> **Задания**:
(1) Перескажите абзац статьи о лени и прокрастинации, начинающийся словами «Не будет преувеличением сказать», в виде краткого списка, сохранив главные факты.
(2) В чём, согласно статье о лени и прокрастинации, состоит её цель?

JEL: B40, Z0

Печатается по: Расков Д. Е. Лень и прокрастинация как практики активизма // Международный журнал исследований культуры. 2020. Т. 1 (38). С. 79–89.

Не будет преувеличением сказать, что мы живем в мире, в котором ценится трудолюбие, действие, эффективный результат. Такую культуру, в рамках которой за досугом (греч. schole, лат. otium) не признается самодостаточного, высшего смысла, вслед за Йозефом Пипером можно назвать «культурой тотального труда»[2]. Даже положение о том, что мы работаем, чтобы отдыхать, воспринимается с бóльшим сомнением, чем пиетистское: «Трудятся не для того, чтобы жить, а живут для того, чтобы трудиться. Если же человеку больше не дано трудиться, то он обречен на страдание или смерть»[3]. В этой культуре за праздностью, ленью, склонностью к откладыванию дел закреплена негативная оценка. В определенном смысле практики ничегонеделанья, отказа от работы, ленивости и отвлеченного созерцания маргинализируются как не вполне нормальные для современного преуспевающего человека.

Цель статьи состоит в прямо противоположном, а именно в том, чтобы показать мощный потенциал и источник творческой активности в практиках бездействия, отказа от труда и прокрастинации (оттягивания выполнения). В полном соответствии с античными представлениями данные практики могут быть признаны не только смелыми и нонконформистскими, но и подлинно активистскими.

> **Доступные материалы**:
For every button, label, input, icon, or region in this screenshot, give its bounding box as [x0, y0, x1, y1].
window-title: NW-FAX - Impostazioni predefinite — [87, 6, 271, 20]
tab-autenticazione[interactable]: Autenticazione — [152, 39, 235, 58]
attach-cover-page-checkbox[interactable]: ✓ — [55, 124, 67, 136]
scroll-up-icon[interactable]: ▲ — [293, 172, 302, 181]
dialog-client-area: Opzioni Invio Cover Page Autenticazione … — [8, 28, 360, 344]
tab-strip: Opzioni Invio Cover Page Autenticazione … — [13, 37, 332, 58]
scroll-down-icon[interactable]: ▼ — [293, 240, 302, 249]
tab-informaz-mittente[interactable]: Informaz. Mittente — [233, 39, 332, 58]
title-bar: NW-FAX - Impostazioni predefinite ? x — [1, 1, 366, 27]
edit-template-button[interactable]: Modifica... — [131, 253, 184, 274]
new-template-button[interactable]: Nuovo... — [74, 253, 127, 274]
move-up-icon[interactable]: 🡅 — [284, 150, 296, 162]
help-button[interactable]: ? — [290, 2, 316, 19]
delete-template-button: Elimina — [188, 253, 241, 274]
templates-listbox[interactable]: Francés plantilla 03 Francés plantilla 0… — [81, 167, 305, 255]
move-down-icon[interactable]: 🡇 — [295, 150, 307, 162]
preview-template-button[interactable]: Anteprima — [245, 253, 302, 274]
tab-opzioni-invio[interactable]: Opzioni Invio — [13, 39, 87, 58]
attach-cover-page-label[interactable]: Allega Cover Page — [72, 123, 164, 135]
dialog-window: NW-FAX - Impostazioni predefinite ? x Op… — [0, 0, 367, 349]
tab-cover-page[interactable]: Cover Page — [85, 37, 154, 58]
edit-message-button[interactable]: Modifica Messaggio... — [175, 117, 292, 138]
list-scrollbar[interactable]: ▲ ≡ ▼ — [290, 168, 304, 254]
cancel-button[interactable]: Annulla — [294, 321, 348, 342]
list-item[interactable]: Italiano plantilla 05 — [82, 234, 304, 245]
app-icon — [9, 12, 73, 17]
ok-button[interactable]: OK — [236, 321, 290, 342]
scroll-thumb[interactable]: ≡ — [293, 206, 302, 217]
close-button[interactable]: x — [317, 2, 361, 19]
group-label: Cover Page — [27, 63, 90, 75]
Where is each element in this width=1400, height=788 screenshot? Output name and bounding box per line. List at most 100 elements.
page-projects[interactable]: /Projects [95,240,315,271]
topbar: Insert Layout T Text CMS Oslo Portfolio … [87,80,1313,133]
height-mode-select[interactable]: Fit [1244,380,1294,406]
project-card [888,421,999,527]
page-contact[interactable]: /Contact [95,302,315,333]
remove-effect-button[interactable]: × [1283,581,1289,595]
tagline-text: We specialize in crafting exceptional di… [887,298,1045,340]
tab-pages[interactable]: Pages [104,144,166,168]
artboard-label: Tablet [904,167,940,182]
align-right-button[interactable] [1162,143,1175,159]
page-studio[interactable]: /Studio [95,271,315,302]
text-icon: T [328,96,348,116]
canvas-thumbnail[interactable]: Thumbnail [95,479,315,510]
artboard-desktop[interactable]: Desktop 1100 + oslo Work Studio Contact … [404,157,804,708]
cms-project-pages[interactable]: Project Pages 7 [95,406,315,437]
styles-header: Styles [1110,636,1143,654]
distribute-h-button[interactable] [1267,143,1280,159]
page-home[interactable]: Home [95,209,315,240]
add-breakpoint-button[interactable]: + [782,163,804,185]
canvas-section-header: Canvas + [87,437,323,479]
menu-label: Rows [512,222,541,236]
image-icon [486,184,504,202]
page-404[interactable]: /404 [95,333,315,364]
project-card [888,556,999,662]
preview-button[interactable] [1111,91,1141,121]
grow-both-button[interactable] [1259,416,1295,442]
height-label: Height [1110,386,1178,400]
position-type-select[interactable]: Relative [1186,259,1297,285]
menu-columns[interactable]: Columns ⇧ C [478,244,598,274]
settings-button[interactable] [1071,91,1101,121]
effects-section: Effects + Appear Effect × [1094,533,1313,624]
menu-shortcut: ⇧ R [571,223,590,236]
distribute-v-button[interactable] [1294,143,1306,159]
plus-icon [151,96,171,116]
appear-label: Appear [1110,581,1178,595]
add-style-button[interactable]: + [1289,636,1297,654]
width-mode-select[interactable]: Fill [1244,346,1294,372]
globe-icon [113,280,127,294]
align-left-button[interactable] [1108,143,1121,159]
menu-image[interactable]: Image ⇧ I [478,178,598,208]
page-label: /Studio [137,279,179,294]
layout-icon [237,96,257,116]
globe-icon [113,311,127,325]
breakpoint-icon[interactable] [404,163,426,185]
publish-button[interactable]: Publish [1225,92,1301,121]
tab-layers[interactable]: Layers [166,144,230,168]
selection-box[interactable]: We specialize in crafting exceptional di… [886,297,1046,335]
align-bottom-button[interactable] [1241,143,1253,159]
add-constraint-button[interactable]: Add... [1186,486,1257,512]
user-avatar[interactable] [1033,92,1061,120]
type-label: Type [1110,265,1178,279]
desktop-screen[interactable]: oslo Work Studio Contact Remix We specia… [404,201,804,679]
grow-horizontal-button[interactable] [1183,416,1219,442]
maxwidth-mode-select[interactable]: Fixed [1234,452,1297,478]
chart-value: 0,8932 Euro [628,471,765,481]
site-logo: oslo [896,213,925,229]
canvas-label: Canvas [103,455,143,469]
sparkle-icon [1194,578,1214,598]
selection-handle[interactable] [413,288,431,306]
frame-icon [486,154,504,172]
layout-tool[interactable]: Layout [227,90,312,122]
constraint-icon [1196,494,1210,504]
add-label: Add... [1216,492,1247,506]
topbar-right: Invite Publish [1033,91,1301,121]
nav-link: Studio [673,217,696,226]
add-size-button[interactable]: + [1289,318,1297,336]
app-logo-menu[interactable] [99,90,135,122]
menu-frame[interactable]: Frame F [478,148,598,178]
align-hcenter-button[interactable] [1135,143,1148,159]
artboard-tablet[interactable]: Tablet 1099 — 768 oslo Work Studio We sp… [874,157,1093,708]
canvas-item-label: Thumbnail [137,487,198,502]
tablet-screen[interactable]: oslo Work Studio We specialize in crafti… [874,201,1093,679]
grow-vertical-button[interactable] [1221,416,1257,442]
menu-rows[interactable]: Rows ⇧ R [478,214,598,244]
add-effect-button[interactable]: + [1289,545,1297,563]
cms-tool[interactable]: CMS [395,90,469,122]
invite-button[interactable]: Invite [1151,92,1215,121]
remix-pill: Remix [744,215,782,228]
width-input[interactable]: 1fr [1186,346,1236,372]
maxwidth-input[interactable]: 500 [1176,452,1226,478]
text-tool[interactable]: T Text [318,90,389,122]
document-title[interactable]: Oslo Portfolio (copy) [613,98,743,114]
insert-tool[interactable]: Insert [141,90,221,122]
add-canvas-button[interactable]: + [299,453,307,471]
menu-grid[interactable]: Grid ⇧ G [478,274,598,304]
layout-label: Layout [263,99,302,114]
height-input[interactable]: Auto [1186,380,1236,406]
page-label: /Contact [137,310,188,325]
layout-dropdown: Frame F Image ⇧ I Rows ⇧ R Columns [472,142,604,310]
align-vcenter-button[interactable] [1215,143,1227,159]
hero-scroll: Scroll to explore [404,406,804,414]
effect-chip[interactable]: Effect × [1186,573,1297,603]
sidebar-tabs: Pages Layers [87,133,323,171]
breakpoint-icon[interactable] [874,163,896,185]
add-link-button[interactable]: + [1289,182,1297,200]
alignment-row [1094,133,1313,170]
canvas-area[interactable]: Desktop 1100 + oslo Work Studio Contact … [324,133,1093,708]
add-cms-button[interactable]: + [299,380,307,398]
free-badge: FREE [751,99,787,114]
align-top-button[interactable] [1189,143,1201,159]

> **Ответы по порядку**:
(1)
- Современный мир ценит трудолюбие, действие и эффективный результат.
- Культуру, в которой досугу не признаётся самодостаточный, высший смысл, вслед за Йозефом Пипером можно назвать «культурой тотального труда».
- Мысль «работаем, чтобы отдыхать» воспринимается с бóльшим сомнением, чем пиетистская идея, что живут ради труда.
- Праздность, лень и склонность откладывать дела в этой культуре оцениваются негативно.
- Ничегонеделанье, отказ от работы, ленивость и отвлечённое созерцание маргинализируются как не вполне нормальные для современного преуспевающего человека.

(2) Показать мощный потенциал и источник творческой активности в практиках бездействия, отказа от труда и прокрастинации.